[START GIVEN INFORMATION]

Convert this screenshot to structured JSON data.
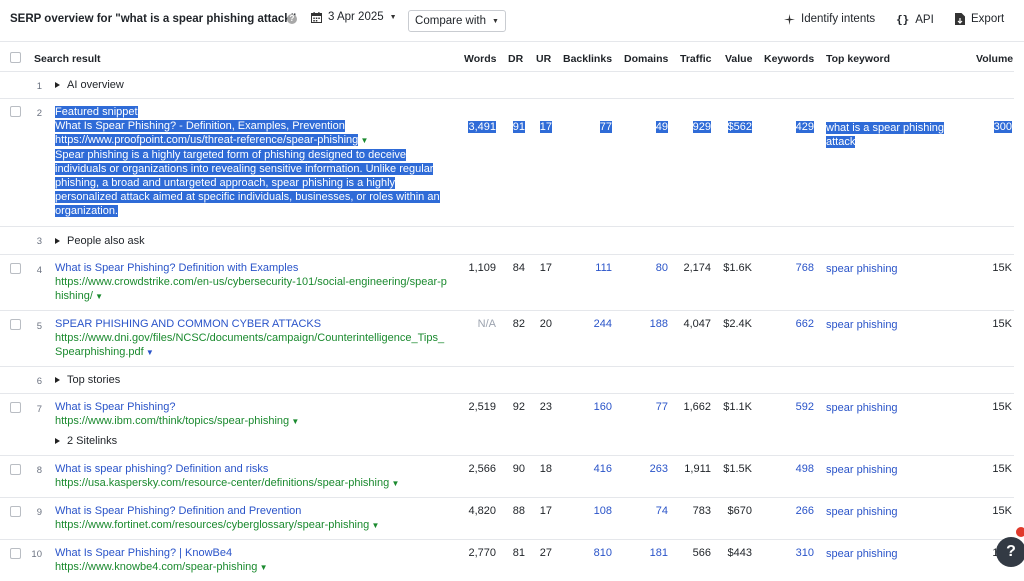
{
  "header": {
    "title": "SERP overview for \"what is a spear phishing attack\"",
    "date": "3 Apr 2025",
    "compare_label": "Compare with",
    "identify_label": "Identify intents",
    "api_label": "API",
    "export_label": "Export"
  },
  "columns": {
    "result": "Search result",
    "words": "Words",
    "dr": "DR",
    "ur": "UR",
    "backlinks": "Backlinks",
    "domains": "Domains",
    "traffic": "Traffic",
    "value": "Value",
    "keywords": "Keywords",
    "top_keyword": "Top keyword",
    "volume": "Volume"
  },
  "rows": {
    "r1": {
      "idx": "1",
      "label": "AI overview"
    },
    "r2": {
      "idx": "2",
      "tag": "Featured snippet",
      "title": "What Is Spear Phishing? - Definition, Examples, Prevention",
      "url": "https://www.proofpoint.com/us/threat-reference/spear-phishing",
      "desc1": "Spear phishing is a highly targeted form of phishing designed to deceive",
      "desc2": "individuals or organizations into revealing sensitive information. Unlike regular",
      "desc3": "phishing, a broad and untargeted approach, spear phishing is a highly",
      "desc4": "personalized attack aimed at specific individuals, businesses, or roles within an",
      "desc5": "organization.",
      "words": "3,491",
      "dr": "91",
      "ur": "17",
      "backlinks": "77",
      "domains": "49",
      "traffic": "929",
      "value": "$562",
      "keywords": "429",
      "kw1": "what is a spear phishing",
      "kw2": "attack",
      "volume": "300"
    },
    "r3": {
      "idx": "3",
      "label": "People also ask"
    },
    "r4": {
      "idx": "4",
      "title": "What is Spear Phishing? Definition with Examples",
      "url1": "https://www.crowdstrike.com/en-us/cybersecurity-101/social-engineering/spear-p",
      "url2": "hishing/",
      "words": "1,109",
      "dr": "84",
      "ur": "17",
      "backlinks": "111",
      "domains": "80",
      "traffic": "2,174",
      "value": "$1.6K",
      "keywords": "768",
      "kw": "spear phishing",
      "volume": "15K"
    },
    "r5": {
      "idx": "5",
      "title": "SPEAR PHISHING AND COMMON CYBER ATTACKS",
      "url1": "https://www.dni.gov/files/NCSC/documents/campaign/Counterintelligence_Tips_",
      "url2": "Spearphishing.pdf",
      "words": "N/A",
      "dr": "82",
      "ur": "20",
      "backlinks": "244",
      "domains": "188",
      "traffic": "4,047",
      "value": "$2.4K",
      "keywords": "662",
      "kw": "spear phishing",
      "volume": "15K"
    },
    "r6": {
      "idx": "6",
      "label": "Top stories"
    },
    "r7": {
      "idx": "7",
      "title": "What is Spear Phishing?",
      "url": "https://www.ibm.com/think/topics/spear-phishing",
      "sitelinks": "2 Sitelinks",
      "words": "2,519",
      "dr": "92",
      "ur": "23",
      "backlinks": "160",
      "domains": "77",
      "traffic": "1,662",
      "value": "$1.1K",
      "keywords": "592",
      "kw": "spear phishing",
      "volume": "15K"
    },
    "r8": {
      "idx": "8",
      "title": "What is spear phishing? Definition and risks",
      "url": "https://usa.kaspersky.com/resource-center/definitions/spear-phishing",
      "words": "2,566",
      "dr": "90",
      "ur": "18",
      "backlinks": "416",
      "domains": "263",
      "traffic": "1,911",
      "value": "$1.5K",
      "keywords": "498",
      "kw": "spear phishing",
      "volume": "15K"
    },
    "r9": {
      "idx": "9",
      "title": "What is Spear Phishing? Definition and Prevention",
      "url": "https://www.fortinet.com/resources/cyberglossary/spear-phishing",
      "words": "4,820",
      "dr": "88",
      "ur": "17",
      "backlinks": "108",
      "domains": "74",
      "traffic": "783",
      "value": "$670",
      "keywords": "266",
      "kw": "spear phishing",
      "volume": "15K"
    },
    "r10": {
      "idx": "10",
      "title": "What Is Spear Phishing? | KnowBe4",
      "url": "https://www.knowbe4.com/spear-phishing",
      "words": "2,770",
      "dr": "81",
      "ur": "27",
      "backlinks": "810",
      "domains": "181",
      "traffic": "566",
      "value": "$443",
      "keywords": "310",
      "kw": "spear phishing",
      "volume": "15K"
    }
  },
  "icons": {
    "help": "question-circle-icon",
    "calendar": "calendar-icon",
    "identify": "sparkle-icon",
    "api": "braces-icon",
    "export": "export-file-icon",
    "chat": "help-chat-icon"
  },
  "colors": {
    "link": "#2a54c9",
    "url": "#1b8a2f",
    "selection": "#2f6bd7",
    "border": "#e5e7eb"
  },
  "chat_label": "?"
}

[END GIVEN INFORMATION]

- SET EXERCISE -
Whenever "overview" turns up in a line, pick that line out.

- FINAL RESULT -
    "title": "SERP overview for \"what is a spear phishing attack\"",
      "label": "AI overview"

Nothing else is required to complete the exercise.